(Exercise objective):
How many lines of the stored records contain the string "Ours"? Reply with the number alone.

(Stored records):
▬▬▬▬▬▬

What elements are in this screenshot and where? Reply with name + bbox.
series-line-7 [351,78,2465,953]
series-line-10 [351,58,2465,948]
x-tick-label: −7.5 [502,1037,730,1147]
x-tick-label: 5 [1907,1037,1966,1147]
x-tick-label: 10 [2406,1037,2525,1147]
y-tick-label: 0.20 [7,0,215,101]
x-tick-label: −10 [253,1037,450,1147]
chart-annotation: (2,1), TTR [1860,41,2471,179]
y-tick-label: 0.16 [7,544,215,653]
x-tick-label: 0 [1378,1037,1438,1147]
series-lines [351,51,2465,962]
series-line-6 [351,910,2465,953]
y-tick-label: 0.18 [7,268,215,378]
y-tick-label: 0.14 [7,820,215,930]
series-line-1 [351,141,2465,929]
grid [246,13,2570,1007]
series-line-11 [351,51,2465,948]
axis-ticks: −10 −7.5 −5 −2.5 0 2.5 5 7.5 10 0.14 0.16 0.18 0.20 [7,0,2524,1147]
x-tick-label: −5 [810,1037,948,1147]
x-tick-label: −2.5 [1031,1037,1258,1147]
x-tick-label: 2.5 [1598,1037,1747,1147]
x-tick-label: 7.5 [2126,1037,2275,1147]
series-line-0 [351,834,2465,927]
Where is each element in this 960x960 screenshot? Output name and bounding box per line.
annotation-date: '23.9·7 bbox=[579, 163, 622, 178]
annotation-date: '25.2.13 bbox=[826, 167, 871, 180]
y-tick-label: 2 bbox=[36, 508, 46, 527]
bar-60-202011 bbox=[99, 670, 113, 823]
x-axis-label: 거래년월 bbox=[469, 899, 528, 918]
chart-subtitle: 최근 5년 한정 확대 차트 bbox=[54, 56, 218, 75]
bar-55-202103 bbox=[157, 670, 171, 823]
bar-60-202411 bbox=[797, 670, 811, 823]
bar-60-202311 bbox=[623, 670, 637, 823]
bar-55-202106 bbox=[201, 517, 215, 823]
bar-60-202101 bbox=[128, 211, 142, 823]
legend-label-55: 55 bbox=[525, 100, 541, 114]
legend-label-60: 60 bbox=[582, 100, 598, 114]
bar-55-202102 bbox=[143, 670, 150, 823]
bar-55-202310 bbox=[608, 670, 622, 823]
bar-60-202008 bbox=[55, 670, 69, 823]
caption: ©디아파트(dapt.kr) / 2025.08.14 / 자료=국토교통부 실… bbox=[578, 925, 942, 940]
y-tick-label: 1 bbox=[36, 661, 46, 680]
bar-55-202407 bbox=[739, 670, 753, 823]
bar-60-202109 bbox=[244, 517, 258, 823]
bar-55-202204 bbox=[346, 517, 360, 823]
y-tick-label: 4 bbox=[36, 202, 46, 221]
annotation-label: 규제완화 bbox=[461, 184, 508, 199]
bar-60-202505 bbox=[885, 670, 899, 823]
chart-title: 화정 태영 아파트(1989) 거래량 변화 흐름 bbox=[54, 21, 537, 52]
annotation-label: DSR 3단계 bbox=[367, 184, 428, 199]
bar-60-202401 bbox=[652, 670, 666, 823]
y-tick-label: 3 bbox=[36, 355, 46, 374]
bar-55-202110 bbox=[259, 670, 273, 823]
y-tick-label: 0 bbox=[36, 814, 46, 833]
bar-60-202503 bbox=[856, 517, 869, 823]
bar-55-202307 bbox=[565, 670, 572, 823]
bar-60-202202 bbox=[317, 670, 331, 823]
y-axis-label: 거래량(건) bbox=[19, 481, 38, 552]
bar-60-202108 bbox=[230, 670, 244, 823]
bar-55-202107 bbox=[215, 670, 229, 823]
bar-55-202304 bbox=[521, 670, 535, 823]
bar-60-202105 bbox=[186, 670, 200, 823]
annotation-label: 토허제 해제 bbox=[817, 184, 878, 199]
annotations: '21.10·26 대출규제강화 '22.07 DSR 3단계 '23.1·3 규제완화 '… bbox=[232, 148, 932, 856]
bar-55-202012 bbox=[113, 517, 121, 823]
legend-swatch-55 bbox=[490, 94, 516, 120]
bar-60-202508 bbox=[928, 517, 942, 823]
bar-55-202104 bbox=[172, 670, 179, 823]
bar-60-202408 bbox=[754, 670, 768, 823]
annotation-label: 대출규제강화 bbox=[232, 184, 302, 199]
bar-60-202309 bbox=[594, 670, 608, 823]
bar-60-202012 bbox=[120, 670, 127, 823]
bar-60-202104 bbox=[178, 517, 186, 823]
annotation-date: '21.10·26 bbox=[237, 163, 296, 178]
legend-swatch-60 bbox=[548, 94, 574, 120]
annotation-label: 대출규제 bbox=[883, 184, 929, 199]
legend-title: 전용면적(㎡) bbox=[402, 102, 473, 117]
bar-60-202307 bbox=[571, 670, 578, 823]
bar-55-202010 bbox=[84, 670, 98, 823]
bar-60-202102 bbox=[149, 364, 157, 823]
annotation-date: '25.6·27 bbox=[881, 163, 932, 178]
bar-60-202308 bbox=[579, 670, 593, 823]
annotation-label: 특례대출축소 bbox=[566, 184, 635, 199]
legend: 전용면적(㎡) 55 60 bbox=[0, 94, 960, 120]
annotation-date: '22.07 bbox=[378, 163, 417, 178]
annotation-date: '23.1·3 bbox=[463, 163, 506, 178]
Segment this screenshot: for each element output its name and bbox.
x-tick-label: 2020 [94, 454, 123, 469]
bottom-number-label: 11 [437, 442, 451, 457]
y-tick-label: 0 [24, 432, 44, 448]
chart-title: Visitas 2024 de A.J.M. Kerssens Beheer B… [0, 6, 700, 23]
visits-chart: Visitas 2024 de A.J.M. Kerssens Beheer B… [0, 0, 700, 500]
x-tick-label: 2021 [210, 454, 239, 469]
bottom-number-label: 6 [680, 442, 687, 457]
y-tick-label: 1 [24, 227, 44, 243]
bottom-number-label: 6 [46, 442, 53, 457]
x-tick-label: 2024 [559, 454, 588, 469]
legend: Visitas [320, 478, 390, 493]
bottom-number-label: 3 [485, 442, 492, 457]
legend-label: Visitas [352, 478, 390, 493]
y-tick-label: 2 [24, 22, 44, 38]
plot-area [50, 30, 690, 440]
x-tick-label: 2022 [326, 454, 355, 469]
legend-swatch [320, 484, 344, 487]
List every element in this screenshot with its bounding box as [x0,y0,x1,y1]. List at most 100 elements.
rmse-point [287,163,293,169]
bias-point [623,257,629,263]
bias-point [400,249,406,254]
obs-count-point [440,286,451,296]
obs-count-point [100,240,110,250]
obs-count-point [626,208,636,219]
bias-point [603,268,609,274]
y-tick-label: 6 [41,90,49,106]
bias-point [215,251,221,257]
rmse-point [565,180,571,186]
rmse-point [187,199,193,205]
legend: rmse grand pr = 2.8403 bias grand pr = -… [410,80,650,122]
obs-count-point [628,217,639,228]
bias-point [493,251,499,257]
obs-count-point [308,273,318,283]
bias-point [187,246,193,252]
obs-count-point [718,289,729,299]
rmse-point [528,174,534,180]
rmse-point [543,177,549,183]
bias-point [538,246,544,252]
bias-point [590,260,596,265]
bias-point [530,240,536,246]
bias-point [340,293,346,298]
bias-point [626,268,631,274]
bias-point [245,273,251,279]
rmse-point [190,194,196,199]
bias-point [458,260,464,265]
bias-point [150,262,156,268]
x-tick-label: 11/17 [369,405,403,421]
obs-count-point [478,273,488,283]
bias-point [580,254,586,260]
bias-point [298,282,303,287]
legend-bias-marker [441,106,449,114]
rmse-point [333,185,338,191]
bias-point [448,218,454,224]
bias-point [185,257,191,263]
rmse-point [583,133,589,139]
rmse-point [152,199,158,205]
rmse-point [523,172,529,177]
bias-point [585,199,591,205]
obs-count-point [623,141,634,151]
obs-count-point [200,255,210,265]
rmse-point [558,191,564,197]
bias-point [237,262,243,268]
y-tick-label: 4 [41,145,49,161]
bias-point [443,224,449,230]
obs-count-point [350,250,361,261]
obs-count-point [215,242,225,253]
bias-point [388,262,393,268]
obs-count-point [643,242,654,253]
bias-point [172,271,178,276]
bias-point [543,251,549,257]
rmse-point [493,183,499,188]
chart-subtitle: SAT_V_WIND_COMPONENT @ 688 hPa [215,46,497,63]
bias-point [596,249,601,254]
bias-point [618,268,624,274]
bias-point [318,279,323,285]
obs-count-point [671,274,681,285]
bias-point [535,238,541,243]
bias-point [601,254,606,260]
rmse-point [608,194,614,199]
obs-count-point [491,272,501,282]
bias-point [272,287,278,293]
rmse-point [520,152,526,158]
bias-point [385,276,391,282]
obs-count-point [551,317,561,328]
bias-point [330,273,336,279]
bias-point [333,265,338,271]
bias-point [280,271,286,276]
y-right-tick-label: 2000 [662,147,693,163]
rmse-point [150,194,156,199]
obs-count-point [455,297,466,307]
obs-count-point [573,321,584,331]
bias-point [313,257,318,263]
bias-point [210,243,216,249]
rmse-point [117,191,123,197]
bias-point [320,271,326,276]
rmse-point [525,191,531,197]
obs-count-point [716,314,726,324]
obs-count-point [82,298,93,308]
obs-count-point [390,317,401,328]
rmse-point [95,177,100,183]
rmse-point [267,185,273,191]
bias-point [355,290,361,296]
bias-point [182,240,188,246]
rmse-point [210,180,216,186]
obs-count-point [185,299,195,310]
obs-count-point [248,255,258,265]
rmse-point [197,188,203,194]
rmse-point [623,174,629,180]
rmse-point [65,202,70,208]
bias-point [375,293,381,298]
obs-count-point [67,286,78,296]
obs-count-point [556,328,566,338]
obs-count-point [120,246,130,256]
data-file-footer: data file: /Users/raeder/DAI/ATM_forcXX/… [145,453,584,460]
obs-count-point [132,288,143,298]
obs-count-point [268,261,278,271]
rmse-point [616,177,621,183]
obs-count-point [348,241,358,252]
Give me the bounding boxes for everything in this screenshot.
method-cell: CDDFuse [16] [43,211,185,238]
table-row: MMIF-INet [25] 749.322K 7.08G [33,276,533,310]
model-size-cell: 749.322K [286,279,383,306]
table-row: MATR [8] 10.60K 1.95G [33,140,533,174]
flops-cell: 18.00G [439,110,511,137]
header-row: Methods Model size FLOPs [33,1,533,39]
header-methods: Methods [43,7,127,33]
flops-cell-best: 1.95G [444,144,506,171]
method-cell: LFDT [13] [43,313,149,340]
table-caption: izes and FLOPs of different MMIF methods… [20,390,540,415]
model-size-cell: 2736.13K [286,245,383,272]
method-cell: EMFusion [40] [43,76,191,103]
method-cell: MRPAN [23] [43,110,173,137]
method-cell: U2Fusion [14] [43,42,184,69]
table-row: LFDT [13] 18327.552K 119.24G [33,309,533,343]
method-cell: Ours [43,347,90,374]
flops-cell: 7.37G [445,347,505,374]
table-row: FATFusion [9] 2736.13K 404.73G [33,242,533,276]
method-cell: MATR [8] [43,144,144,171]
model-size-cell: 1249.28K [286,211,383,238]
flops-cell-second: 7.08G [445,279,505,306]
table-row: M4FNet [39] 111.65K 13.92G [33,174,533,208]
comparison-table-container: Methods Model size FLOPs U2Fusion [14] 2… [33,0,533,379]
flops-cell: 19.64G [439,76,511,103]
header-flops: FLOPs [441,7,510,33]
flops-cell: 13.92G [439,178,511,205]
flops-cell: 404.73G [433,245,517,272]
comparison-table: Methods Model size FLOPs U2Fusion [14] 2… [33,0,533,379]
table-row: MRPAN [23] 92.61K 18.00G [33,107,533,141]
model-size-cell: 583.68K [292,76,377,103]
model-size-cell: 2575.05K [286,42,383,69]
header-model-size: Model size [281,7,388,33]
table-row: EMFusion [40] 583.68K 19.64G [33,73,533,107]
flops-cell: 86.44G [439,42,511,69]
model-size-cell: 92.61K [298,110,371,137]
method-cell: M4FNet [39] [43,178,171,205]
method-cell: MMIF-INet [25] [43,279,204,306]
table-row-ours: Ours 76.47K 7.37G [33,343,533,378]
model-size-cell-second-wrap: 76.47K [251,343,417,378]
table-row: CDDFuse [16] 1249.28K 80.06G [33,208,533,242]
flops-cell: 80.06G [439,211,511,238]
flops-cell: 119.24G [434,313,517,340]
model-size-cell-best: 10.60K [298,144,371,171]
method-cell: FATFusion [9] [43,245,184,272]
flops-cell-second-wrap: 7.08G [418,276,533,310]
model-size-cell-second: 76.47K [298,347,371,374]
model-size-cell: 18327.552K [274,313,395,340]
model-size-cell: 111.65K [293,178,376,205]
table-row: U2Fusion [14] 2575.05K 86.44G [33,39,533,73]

▬▬▬▬▬▬

(Answer to this task):
2